====== Record extracts ======

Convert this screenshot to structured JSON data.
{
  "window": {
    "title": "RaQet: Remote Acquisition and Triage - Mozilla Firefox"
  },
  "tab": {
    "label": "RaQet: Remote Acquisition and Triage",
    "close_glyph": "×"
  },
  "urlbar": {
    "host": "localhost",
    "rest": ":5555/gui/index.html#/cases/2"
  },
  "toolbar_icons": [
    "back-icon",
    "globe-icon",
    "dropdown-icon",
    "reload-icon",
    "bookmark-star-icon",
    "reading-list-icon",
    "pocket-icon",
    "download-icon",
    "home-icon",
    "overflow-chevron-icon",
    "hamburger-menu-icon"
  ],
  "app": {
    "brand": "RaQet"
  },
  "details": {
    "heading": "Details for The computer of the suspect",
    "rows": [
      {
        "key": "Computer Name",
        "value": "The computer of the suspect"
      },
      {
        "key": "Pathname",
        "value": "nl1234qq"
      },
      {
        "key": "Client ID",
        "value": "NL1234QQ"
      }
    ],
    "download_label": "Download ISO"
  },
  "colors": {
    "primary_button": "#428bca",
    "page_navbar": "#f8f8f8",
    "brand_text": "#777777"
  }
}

======

The task:
Select every line of the material above holding the word "Remote" and copy it.

Written response:
    "title": "RaQet: Remote Acquisition and Triage - Mozilla Firefox"
    "label": "RaQet: Remote Acquisition and Triage",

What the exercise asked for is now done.